··· EXCERPT PROVIDED

From: "Ghimiray, Himal Prasad" <himal.prasad.ghimiray@intel.com>
To: "Nilawar, Badal" <badal.nilawar@intel.com>,
Rodrigo Vivi <rodrigo.vivi@intel.com>
Cc: <intel-xe@lists.freedesktop.org>,
Lucas De Marchi <lucas.demarchi@intel.com>,
Nirmoy Das <nirmoy.das@intel.com>
Subject: Re: [RFC 1/9] drm/xe: Error handling in xe_force_wake_get()
Date: Wed, 11 Sep 2024 12:21:05 +0530 [thread overview]
Message-ID: <eb8b96e2-d593-4c15-9116-f4dca3976dd7@intel.com> (raw)
In-Reply-To: <5d29a6d1-80ea-4b21-b14c-619d719a7d23@intel.com>
On 10-09-2024 23:57, Nilawar, Badal wrote:
>
>
> On 06-09-2024 21:48, Rodrigo Vivi wrote:
>> On Fri, Sep 06, 2024 at 01:32:38AM +0530, Ghimiray, Himal Prasad wrote:
>>>
>>>
>>> On 06-09-2024 00:59, Rodrigo Vivi wrote:
>>>> On Fri, Aug 30, 2024 at 10:53:18AM +0530, Himal Prasad Ghimiray wrote:
>>>>> If an acknowledgment timeout occurs for a domain awake request, put to
>>>>> sleep all domains awakened by the caller and decrease the reference
>>>>> count for all requested domains. This prevents xe_force_wake_get()

······

**PROBLEMS**
A - Answer these questions about the xe_force_wake_get() email thread, one answer a line:
(i) What is the subject line of the message?
(ii) Who wrote on 06-09-2024 at 21:48?
(iii) If an acknowledgment timeout occurs for a domain awake request, which domains are put to sleep?
B - Go on with the xe_force_wake_get() email thread from the point where it stops.

··· MATERIAL

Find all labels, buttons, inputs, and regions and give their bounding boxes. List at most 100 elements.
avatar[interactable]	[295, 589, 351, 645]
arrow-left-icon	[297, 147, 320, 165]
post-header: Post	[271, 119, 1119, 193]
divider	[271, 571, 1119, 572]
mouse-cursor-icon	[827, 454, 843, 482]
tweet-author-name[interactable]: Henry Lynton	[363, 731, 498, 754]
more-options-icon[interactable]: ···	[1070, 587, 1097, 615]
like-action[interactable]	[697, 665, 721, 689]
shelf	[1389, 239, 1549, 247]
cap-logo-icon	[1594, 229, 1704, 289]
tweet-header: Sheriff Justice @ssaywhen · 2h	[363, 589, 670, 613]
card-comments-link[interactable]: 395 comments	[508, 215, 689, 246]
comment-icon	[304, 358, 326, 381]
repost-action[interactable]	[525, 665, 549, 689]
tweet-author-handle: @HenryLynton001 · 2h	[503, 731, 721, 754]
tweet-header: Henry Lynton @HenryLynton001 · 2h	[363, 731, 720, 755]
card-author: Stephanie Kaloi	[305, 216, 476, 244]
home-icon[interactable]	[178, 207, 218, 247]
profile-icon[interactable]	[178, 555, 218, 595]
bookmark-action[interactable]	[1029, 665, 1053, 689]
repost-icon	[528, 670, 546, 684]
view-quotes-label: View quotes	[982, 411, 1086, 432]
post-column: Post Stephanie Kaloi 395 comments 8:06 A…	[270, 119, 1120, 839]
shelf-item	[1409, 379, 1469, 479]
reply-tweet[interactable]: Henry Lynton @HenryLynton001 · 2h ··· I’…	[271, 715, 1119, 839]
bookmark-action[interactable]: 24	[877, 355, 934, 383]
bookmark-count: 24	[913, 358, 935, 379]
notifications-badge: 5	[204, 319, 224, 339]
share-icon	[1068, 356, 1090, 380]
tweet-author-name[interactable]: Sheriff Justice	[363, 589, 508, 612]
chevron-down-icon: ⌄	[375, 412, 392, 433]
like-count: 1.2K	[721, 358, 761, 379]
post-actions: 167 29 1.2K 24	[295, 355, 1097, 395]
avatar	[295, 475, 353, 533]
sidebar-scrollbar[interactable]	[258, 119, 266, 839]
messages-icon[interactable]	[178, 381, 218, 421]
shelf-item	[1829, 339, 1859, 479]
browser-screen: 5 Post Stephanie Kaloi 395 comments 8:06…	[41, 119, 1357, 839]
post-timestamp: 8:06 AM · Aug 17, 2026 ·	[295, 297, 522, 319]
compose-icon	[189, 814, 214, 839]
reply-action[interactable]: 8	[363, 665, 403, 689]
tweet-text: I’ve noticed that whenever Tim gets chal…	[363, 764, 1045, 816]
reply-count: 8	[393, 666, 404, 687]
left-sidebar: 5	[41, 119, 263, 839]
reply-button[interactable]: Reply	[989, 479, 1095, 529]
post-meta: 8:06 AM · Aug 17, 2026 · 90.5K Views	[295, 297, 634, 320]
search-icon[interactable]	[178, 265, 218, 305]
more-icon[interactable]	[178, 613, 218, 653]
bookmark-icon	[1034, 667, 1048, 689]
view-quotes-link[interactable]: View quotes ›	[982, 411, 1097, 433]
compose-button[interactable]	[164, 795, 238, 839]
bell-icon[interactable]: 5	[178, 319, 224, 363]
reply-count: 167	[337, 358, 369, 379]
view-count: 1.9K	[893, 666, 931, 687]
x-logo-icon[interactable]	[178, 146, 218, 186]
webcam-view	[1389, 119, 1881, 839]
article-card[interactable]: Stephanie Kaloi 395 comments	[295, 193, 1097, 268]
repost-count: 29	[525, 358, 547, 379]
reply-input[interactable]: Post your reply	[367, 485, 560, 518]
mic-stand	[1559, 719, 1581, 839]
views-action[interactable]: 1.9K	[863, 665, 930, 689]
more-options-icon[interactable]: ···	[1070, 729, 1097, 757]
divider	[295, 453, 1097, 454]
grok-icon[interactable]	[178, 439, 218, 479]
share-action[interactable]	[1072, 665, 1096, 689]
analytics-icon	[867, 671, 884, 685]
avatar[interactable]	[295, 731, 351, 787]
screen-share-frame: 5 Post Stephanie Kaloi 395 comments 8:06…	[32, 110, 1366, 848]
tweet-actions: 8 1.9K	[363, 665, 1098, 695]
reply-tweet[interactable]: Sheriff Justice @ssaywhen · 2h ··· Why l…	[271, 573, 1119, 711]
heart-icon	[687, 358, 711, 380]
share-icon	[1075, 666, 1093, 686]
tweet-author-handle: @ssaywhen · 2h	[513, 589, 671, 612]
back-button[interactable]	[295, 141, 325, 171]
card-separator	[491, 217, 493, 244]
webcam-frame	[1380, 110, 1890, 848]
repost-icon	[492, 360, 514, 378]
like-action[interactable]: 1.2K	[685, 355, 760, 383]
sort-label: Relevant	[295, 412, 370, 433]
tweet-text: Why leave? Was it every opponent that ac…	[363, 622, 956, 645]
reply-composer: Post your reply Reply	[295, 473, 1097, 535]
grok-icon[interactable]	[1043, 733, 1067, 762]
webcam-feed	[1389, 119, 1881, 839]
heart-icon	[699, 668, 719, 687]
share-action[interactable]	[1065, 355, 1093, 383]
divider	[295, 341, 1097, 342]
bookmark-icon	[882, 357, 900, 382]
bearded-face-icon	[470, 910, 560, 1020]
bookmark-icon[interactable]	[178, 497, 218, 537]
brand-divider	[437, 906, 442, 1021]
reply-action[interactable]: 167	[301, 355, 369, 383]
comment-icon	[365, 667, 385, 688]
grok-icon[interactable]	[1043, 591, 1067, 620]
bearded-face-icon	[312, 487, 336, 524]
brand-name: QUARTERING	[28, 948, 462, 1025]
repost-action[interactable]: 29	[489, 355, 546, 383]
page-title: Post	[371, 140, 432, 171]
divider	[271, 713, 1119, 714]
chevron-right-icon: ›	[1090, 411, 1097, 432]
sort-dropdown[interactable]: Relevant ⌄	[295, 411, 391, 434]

······

**OUTPUTS FOR THE TASKS**
A -
(i) Re: [RFC 1/9] drm/xe: Error handling in xe_force_wake_get()
(ii) Rodrigo Vivi
(iii) All domains awakened by the caller

B -
>>>>> from
>>>>> leaving an unhandled reference count in case of failure.
>>>>> While at it, add simple kernel-doc for xe_force_wake_get() and
>>>>> xe_force_wake_put() functions.
>>>>>
>>>>> Cc: Badal Nilawar <badal.nilawar@intel.com>
>>>>> Cc: Rodrigo Vivi <rodrigo.vivi@intel.com>
>>>>> Cc: Lucas De Marchi <lucas.demarchi@intel.com>
>>>>> Cc: Nirmoy Das <nirmoy.das@intel.com>
>>>>> Signed-off-by: Himal Prasad Ghimiray <himal.prasad.ghimiray@intel.com>
>>>>> ---
>>>>> drivers/gpu/drm/xe/xe_force_wake.c | 52
>>>>> +++++++++++++++++++++++++++---
>>>>> 1 file changed, 47 insertions(+), 5 deletions(-)
>>>>>
>>>>> diff --git a/drivers/gpu/drm/xe/xe_force_wake.c
>>>>> b/drivers/gpu/drm/xe/xe_force_wake.c
>>>>> index b263fff15273..8aa8d9b41052 100644
>>>>> --- a/drivers/gpu/drm/xe/xe_force_wake.c
>>>>> +++ b/drivers/gpu/drm/xe/xe_force_wake.c
>>>>> @@ -150,31 +150,73 @@ static int domain_sleep_wait(struct xe_gt *gt,
>>>>> (ffs(tmp__) - 1))) && \
>>>>> domain__->reg_ctl.addr)
>>>>> +/**
>>>>> + * xe_force_wake_get : Increase the domain refcount; if it was 0
>>>>> initially, wake the domain
>>>>> + * @fw: struct xe_force_wake
>>>>> + * @domains: forcewake domains to get refcount on
>>>>> + *
>>>>> + * Increment refcount for the force-wake domain. If the domain is
>>>>> + * asleep, awaken it and wait for acknowledgment within the specified
>>>>> + * timeout. If a timeout occurs, decrement the refcount and put the
>>>>> + * caller awaken domains to sleep.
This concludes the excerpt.